:: Dataset records ::

start

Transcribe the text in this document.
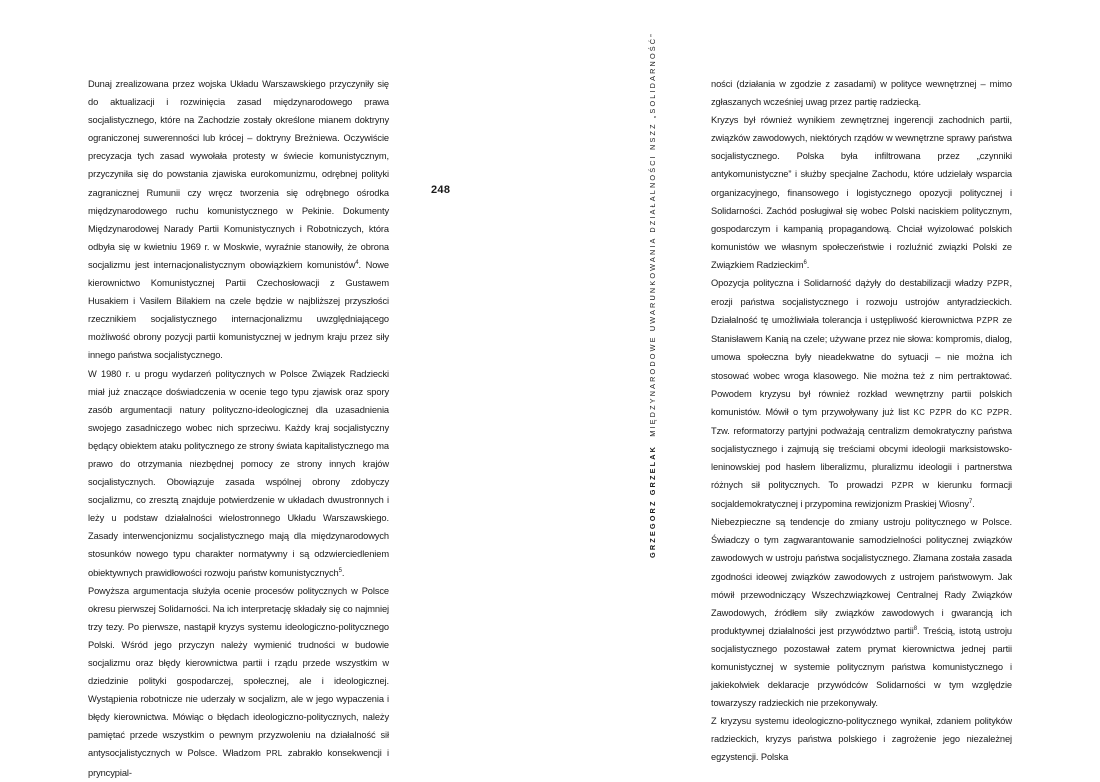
GRZEGORZ GRZELAK MIĘDZYNARODOWE UWARUNKOWANIA DZIAŁALNOŚCI NSZZ „SOLIDARNOŚĆ”
248

Dunaj zrealizowana przez wojska Układu Warszawskiego przyczyniły się do aktualizacji i rozwinięcia zasad międzynarodowego prawa socjalistycznego, które na Zachodzie zostały określone mianem doktryny ograniczonej suwerenności lub krócej – doktryny Breżniewa. Oczywiście precyzacja tych zasad wywołała protesty w świecie komunistycznym, przyczyniła się do powstania zjawiska eurokomunizmu, odrębnej polityki zagranicznej Rumunii czy wręcz tworzenia się odrębnego ośrodka międzynarodowego ruchu komunistycznego w Pekinie. Dokumenty Międzynarodowej Narady Partii Komunistycznych i Robotniczych, która odbyła się w kwietniu 1969 r. w Moskwie, wyraźnie stanowiły, że obrona socjalizmu jest internacjonalistycznym obowiązkiem komunistów$^4$. Nowe kierownictwo Komunistycznej Partii Czechosłowacji z Gustawem Husakiem i Vasilem Bilakiem na czele będzie w najbliższej przyszłości rzecznikiem socjalistycznego internacjonalizmu uwzględniającego możliwość obrony pozycji partii komunistycznej w jednym kraju przez siły innego państwa socjalistycznego.

W 1980 r. u progu wydarzeń politycznych w Polsce Związek Radziecki miał już znaczące doświadczenia w ocenie tego typu zjawisk oraz spory zasób argumentacji natury polityczno-ideologicznej dla uzasadnienia swojego zasadniczego wobec nich sprzeciwu. Każdy kraj socjalistyczny będący obiektem ataku politycznego ze strony świata kapitalistycznego ma prawo do otrzymania niezbędnej pomocy ze strony innych krajów socjalistycznych. Obowiązuje zasada wspólnej obrony zdobyczy socjalizmu, co zresztą znajduje potwierdzenie w układach dwustronnych i leży u podstaw działalności wielostronnego Układu Warszawskiego. Zasady interwencjonizmu socjalistycznego mają dla międzynarodowych stosunków nowego typu charakter normatywny i są odzwierciedleniem obiektywnych prawidłowości rozwoju państw komunistycznych$^5$.

Powyższa argumentacja służyła ocenie procesów politycznych w Polsce okresu pierwszej Solidarności. Na ich interpretację składały się co najmniej trzy tezy. Po pierwsze, nastąpił kryzys systemu ideologiczno-politycznego Polski. Wśród jego przyczyn należy wymienić trudności w budowie socjalizmu oraz błędy kierownictwa partii i rządu przede wszystkim w dziedzinie polityki gospodarczej, społecznej, ale i ideologicznej. Wystąpienia robotnicze nie uderzały w socjalizm, ale w jego wypaczenia i błędy kierownictwa. Mówiąc o błędach ideologiczno-politycznych, należy pamiętać przede wszystkim o pewnym przyzwoleniu na działalność sił antysocjalistycznych w Polsce. Władzom PRL zabrakło konsekwencji i pryncypial-

ności (działania w zgodzie z zasadami) w polityce wewnętrznej – mimo zgłaszanych wcześniej uwag przez partię radziecką.

Kryzys był również wynikiem zewnętrznej ingerencji zachodnich partii, związków zawodowych, niektórych rządów w wewnętrzne sprawy państwa socjalistycznego. Polska była infiltrowana przez „czynniki antykomunistyczne” i służby specjalne Zachodu, które udzielały wsparcia organizacyjnego, finansowego i logistycznego opozycji politycznej i Solidarności. Zachód posługiwał się wobec Polski naciskiem politycznym, gospodarczym i kampanią propagandową. Chciał wyizolować polskich komunistów we własnym społeczeństwie i rozluźnić związki Polski ze Związkiem Radzieckim$^6$.

Opozycja polityczna i Solidarność dążyły do destabilizacji władzy PZPR, erozji państwa socjalistycznego i rozwoju ustrojów antyradzieckich. Działalność tę umożliwiała tolerancja i ustępliwość kierownictwa PZPR ze Stanisławem Kanią na czele; używane przez nie słowa: kompromis, dialog, umowa społeczna były nieadekwatne do sytuacji – nie można ich stosować wobec wroga klasowego. Nie można też z nim pertraktować. Powodem kryzysu był również rozkład wewnętrzny partii polskich komunistów. Mówił o tym przywoływany już list KC PZPR do KC PZPR. Tzw. reformatorzy partyjni podważają centralizm demokratyczny państwa socjalistycznego i zajmują się treściami obcymi ideologii marksistowsko-leninowskiej pod hasłem liberalizmu, pluralizmu ideologii i partnerstwa różnych sił politycznych. To prowadzi PZPR w kierunku formacji socjaldemokratycznej i przypomina rewizjonizm Praskiej Wiosny$^7$.

Niebezpieczne są tendencje do zmiany ustroju politycznego w Polsce. Świadczy o tym zagwarantowanie samodzielności politycznej związków zawodowych w ustroju państwa socjalistycznego. Złamana została zasada zgodności ideowej związków zawodowych z ustrojem państwowym. Jak mówił przewodniczący Wszechzwiązkowej Centralnej Rady Związków Zawodowych, źródłem siły związków zawodowych i gwarancją ich produktywnej działalności jest przywództwo partii$^8$. Treścią, istotą ustroju socjalistycznego pozostawał zatem prymat kierownictwa jednej partii komunistycznej w systemie politycznym państwa komunistycznego i jakiekolwiek deklaracje przywódców Solidarności w tym względzie towarzyszy radzieckich nie przekonywały.

Z kryzysu systemu ideologiczno-politycznego wynikał, zdaniem polityków radzieckich, kryzys państwa polskiego i zagrożenie jego niezależnej egzystencji. Polska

end

:: Prompt ::
Go through the material and select each line with the string "zawodowych" in it.

:: Exercise solution ::
Kryzys był również wynikiem zewnętrznej ingerencji zachodnich partii, związków zawodowych, niektórych rządów w wewnętrzne sprawy państwa socjalistycznego. Polska była infiltrowana przez „czynniki antykomunistyczne” i służby specjalne Zachodu, które udzielały wsparcia organizacyjnego, finansowego i logistycznego opozycji politycznej i Solidarności. Zachód posługiwał się wobec Polski naciskiem politycznym, gospodarczym i kampanią propagandową. Chciał wyizolować polskich komunistów we własnym społeczeństwie i rozluźnić związki Polski ze Związkiem Radzieckim$^6$.
Niebezpieczne są tendencje do zmiany ustroju politycznego w Polsce. Świadczy o tym zagwarantowanie samodzielności politycznej związków zawodowych w ustroju państwa socjalistycznego. Złamana została zasada zgodności ideowej związków zawodowych z ustrojem państwowym. Jak mówił przewodniczący Wszechzwiązkowej Centralnej Rady Związków Zawodowych, źródłem siły związków zawodowych i gwarancją ich produktywnej działalności jest przywództwo partii$^8$. Treścią, istotą ustroju socjalistycznego pozostawał zatem prymat kierownictwa jednej partii komunistycznej w systemie politycznym państwa komunistycznego i jakiekolwiek deklaracje przywódców Solidarności w tym względzie towarzyszy radzieckich nie przekonywały.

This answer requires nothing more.